Present the data once more in exactly its original form.

++++

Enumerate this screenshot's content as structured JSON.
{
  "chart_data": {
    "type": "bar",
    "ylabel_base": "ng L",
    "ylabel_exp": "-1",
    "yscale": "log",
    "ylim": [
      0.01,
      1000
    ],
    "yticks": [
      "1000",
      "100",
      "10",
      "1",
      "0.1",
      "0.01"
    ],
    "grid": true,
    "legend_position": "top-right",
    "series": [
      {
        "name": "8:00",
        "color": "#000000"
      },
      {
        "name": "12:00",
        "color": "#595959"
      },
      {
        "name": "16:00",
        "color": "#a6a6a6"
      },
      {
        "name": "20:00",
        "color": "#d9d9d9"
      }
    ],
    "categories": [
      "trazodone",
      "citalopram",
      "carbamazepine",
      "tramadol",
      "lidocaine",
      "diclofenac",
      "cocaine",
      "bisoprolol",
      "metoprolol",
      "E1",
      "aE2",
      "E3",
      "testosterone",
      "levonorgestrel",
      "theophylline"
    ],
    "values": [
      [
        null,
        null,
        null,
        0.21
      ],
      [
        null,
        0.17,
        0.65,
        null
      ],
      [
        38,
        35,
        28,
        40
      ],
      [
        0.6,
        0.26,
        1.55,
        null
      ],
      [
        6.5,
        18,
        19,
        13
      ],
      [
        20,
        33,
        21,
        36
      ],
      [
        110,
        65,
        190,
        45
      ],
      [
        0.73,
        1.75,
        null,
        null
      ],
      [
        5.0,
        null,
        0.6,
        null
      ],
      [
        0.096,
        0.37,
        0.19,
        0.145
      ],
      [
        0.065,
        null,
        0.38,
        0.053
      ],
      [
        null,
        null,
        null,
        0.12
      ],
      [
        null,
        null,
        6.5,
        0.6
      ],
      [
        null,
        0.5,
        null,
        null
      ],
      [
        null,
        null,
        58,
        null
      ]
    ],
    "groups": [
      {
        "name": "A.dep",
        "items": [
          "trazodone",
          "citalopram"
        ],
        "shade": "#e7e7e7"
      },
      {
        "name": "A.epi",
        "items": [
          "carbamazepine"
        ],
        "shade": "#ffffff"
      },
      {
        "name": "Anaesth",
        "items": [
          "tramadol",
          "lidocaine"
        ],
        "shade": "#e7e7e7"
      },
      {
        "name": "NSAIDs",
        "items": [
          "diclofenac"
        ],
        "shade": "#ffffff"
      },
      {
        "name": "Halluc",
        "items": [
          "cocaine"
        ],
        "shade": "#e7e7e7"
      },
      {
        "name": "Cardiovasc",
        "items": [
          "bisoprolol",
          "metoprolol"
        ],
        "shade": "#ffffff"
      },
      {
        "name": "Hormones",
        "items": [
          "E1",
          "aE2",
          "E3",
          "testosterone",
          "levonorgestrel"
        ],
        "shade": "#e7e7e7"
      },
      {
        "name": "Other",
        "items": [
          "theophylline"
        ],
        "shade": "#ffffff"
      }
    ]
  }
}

++++

__Exercise solution__
Enumerate this screenshot's content as structured JSON.
{
  "chart_data": {
    "type": "bar",
    "ylabel_base": "ng L",
    "ylabel_exp": "-1",
    "yscale": "log",
    "ylim": [
      0.01,
      1000
    ],
    "yticks": [
      "1000",
      "100",
      "10",
      "1",
      "0.1",
      "0.01"
    ],
    "grid": true,
    "legend_position": "top-right",
    "series": [
      {
        "name": "8:00",
        "color": "#000000"
      },
      {
        "name": "12:00",
        "color": "#595959"
      },
      {
        "name": "16:00",
        "color": "#a6a6a6"
      },
      {
        "name": "20:00",
        "color": "#d9d9d9"
      }
    ],
    "categories": [
      "trazodone",
      "citalopram",
      "carbamazepine",
      "tramadol",
      "lidocaine",
      "diclofenac",
      "cocaine",
      "bisoprolol",
      "metoprolol",
      "E1",
      "aE2",
      "E3",
      "testosterone",
      "levonorgestrel",
      "theophylline"
    ],
    "values": [
      [
        null,
        null,
        null,
        0.21
      ],
      [
        null,
        0.17,
        0.65,
        null
      ],
      [
        38,
        35,
        28,
        40
      ],
      [
        0.6,
        0.26,
        1.55,
        null
      ],
      [
        6.5,
        18,
        19,
        13
      ],
      [
        20,
        33,
        21,
        36
      ],
      [
        110,
        65,
        190,
        45
      ],
      [
        0.73,
        1.75,
        null,
        null
      ],
      [
        5.0,
        null,
        0.6,
        null
      ],
      [
        0.096,
        0.37,
        0.19,
        0.145
      ],
      [
        0.065,
        null,
        0.38,
        0.053
      ],
      [
        null,
        null,
        null,
        0.12
      ],
      [
        null,
        null,
        6.5,
        0.6
      ],
      [
        null,
        0.5,
        null,
        null
      ],
      [
        null,
        null,
        58,
        null
      ]
    ],
    "groups": [
      {
        "name": "A.dep",
        "items": [
          "trazodone",
          "citalopram"
        ],
        "shade": "#e7e7e7"
      },
      {
        "name": "A.epi",
        "items": [
          "carbamazepine"
        ],
        "shade": "#ffffff"
      },
      {
        "name": "Anaesth",
        "items": [
          "tramadol",
          "lidocaine"
        ],
        "shade": "#e7e7e7"
      },
      {
        "name": "NSAIDs",
        "items": [
          "diclofenac"
        ],
        "shade": "#ffffff"
      },
      {
        "name": "Halluc",
        "items": [
          "cocaine"
        ],
        "shade": "#e7e7e7"
      },
      {
        "name": "Cardiovasc",
        "items": [
          "bisoprolol",
          "metoprolol"
        ],
        "shade": "#ffffff"
      },
      {
        "name": "Hormones",
        "items": [
          "E1",
          "aE2",
          "E3",
          "testosterone",
          "levonorgestrel"
        ],
        "shade": "#e7e7e7"
      },
      {
        "name": "Other",
        "items": [
          "theophylline"
        ],
        "shade": "#ffffff"
      }
    ]
  }
}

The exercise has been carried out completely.